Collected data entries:
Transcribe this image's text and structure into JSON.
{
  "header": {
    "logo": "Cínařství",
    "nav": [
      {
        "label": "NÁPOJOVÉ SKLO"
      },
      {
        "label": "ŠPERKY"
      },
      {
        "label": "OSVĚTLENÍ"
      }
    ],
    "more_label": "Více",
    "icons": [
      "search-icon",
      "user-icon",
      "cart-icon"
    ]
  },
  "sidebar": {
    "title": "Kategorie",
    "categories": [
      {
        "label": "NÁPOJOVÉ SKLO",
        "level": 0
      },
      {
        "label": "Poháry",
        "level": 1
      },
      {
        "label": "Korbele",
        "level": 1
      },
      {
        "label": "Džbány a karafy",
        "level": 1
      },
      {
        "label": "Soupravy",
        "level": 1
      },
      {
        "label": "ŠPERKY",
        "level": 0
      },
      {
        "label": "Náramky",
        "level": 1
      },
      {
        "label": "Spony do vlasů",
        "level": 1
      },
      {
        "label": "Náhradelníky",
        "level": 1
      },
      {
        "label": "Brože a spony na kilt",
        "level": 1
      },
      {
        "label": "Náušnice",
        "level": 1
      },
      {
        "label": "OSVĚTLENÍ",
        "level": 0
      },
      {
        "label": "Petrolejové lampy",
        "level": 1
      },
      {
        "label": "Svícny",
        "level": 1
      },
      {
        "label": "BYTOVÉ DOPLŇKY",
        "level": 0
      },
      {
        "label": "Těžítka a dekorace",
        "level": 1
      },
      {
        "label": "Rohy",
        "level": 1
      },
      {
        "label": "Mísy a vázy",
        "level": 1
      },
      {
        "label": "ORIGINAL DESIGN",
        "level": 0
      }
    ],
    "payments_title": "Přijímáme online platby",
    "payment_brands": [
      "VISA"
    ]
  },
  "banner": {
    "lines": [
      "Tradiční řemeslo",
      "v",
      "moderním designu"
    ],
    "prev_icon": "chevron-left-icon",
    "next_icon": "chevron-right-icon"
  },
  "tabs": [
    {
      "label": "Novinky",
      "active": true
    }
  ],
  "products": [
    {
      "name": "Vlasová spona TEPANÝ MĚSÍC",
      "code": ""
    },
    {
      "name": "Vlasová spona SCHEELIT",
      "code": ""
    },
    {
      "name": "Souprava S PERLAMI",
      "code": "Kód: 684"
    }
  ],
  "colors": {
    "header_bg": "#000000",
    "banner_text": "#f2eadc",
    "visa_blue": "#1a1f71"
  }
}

▶ WRITTEN INSTRUCTION: Can you reproduce all the material exactly?

▶ COMPLETED TASK:
Transcribe this image's text and structure into JSON.
{
  "header": {
    "logo": "Cínařství",
    "nav": [
      {
        "label": "NÁPOJOVÉ SKLO"
      },
      {
        "label": "ŠPERKY"
      },
      {
        "label": "OSVĚTLENÍ"
      }
    ],
    "more_label": "Více",
    "icons": [
      "search-icon",
      "user-icon",
      "cart-icon"
    ]
  },
  "sidebar": {
    "title": "Kategorie",
    "categories": [
      {
        "label": "NÁPOJOVÉ SKLO",
        "level": 0
      },
      {
        "label": "Poháry",
        "level": 1
      },
      {
        "label": "Korbele",
        "level": 1
      },
      {
        "label": "Džbány a karafy",
        "level": 1
      },
      {
        "label": "Soupravy",
        "level": 1
      },
      {
        "label": "ŠPERKY",
        "level": 0
      },
      {
        "label": "Náramky",
        "level": 1
      },
      {
        "label": "Spony do vlasů",
        "level": 1
      },
      {
        "label": "Náhradelníky",
        "level": 1
      },
      {
        "label": "Brože a spony na kilt",
        "level": 1
      },
      {
        "label": "Náušnice",
        "level": 1
      },
      {
        "label": "OSVĚTLENÍ",
        "level": 0
      },
      {
        "label": "Petrolejové lampy",
        "level": 1
      },
      {
        "label": "Svícny",
        "level": 1
      },
      {
        "label": "BYTOVÉ DOPLŇKY",
        "level": 0
      },
      {
        "label": "Těžítka a dekorace",
        "level": 1
      },
      {
        "label": "Rohy",
        "level": 1
      },
      {
        "label": "Mísy a vázy",
        "level": 1
      },
      {
        "label": "ORIGINAL DESIGN",
        "level": 0
      }
    ],
    "payments_title": "Přijímáme online platby",
    "payment_brands": [
      "VISA"
    ]
  },
  "banner": {
    "lines": [
      "Tradiční řemeslo",
      "v",
      "moderním designu"
    ],
    "prev_icon": "chevron-left-icon",
    "next_icon": "chevron-right-icon"
  },
  "tabs": [
    {
      "label": "Novinky",
      "active": true
    }
  ],
  "products": [
    {
      "name": "Vlasová spona TEPANÝ MĚSÍC",
      "code": ""
    },
    {
      "name": "Vlasová spona SCHEELIT",
      "code": ""
    },
    {
      "name": "Souprava S PERLAMI",
      "code": "Kód: 684"
    }
  ],
  "colors": {
    "header_bg": "#000000",
    "banner_text": "#f2eadc",
    "visa_blue": "#1a1f71"
  }
}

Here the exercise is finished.